Dataset excerpts:
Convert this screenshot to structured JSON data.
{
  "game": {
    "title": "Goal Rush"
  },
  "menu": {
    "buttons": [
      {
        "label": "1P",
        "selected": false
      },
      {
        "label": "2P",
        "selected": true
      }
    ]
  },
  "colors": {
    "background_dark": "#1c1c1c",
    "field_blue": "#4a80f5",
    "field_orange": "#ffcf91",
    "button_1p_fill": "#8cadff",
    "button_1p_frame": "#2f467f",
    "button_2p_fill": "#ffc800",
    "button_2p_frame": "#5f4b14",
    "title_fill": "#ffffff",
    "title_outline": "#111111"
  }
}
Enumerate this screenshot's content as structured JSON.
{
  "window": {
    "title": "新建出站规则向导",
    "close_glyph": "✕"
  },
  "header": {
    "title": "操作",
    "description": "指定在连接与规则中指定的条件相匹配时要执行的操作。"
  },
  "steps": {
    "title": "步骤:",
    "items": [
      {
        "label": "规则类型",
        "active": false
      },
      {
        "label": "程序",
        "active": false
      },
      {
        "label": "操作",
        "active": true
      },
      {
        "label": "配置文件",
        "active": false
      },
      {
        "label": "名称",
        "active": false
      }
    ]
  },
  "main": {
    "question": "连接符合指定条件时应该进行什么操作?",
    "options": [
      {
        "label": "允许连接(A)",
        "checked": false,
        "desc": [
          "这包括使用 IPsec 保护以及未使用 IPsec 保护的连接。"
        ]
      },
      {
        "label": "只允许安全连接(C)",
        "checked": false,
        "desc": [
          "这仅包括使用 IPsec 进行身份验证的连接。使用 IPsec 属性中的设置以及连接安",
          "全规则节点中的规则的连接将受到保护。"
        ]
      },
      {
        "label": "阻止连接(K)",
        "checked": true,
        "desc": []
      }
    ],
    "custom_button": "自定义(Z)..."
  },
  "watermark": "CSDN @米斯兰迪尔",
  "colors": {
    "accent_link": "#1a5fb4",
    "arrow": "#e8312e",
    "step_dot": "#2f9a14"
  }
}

Aim:
Extract the listing in its entirety and repeat it exactly.

Problem solution:
Convert this screenshot to structured JSON data.
{
  "game": {
    "title": "Goal Rush"
  },
  "menu": {
    "buttons": [
      {
        "label": "1P",
        "selected": false
      },
      {
        "label": "2P",
        "selected": true
      }
    ]
  },
  "colors": {
    "background_dark": "#1c1c1c",
    "field_blue": "#4a80f5",
    "field_orange": "#ffcf91",
    "button_1p_fill": "#8cadff",
    "button_1p_frame": "#2f467f",
    "button_2p_fill": "#ffc800",
    "button_2p_frame": "#5f4b14",
    "title_fill": "#ffffff",
    "title_outline": "#111111"
  }
}
Enumerate this screenshot's content as structured JSON.
{
  "window": {
    "title": "新建出站规则向导",
    "close_glyph": "✕"
  },
  "header": {
    "title": "操作",
    "description": "指定在连接与规则中指定的条件相匹配时要执行的操作。"
  },
  "steps": {
    "title": "步骤:",
    "items": [
      {
        "label": "规则类型",
        "active": false
      },
      {
        "label": "程序",
        "active": false
      },
      {
        "label": "操作",
        "active": true
      },
      {
        "label": "配置文件",
        "active": false
      },
      {
        "label": "名称",
        "active": false
      }
    ]
  },
  "main": {
    "question": "连接符合指定条件时应该进行什么操作?",
    "options": [
      {
        "label": "允许连接(A)",
        "checked": false,
        "desc": [
          "这包括使用 IPsec 保护以及未使用 IPsec 保护的连接。"
        ]
      },
      {
        "label": "只允许安全连接(C)",
        "checked": false,
        "desc": [
          "这仅包括使用 IPsec 进行身份验证的连接。使用 IPsec 属性中的设置以及连接安",
          "全规则节点中的规则的连接将受到保护。"
        ]
      },
      {
        "label": "阻止连接(K)",
        "checked": true,
        "desc": []
      }
    ],
    "custom_button": "自定义(Z)..."
  },
  "watermark": "CSDN @米斯兰迪尔",
  "colors": {
    "accent_link": "#1a5fb4",
    "arrow": "#e8312e",
    "step_dot": "#2f9a14"
  }
}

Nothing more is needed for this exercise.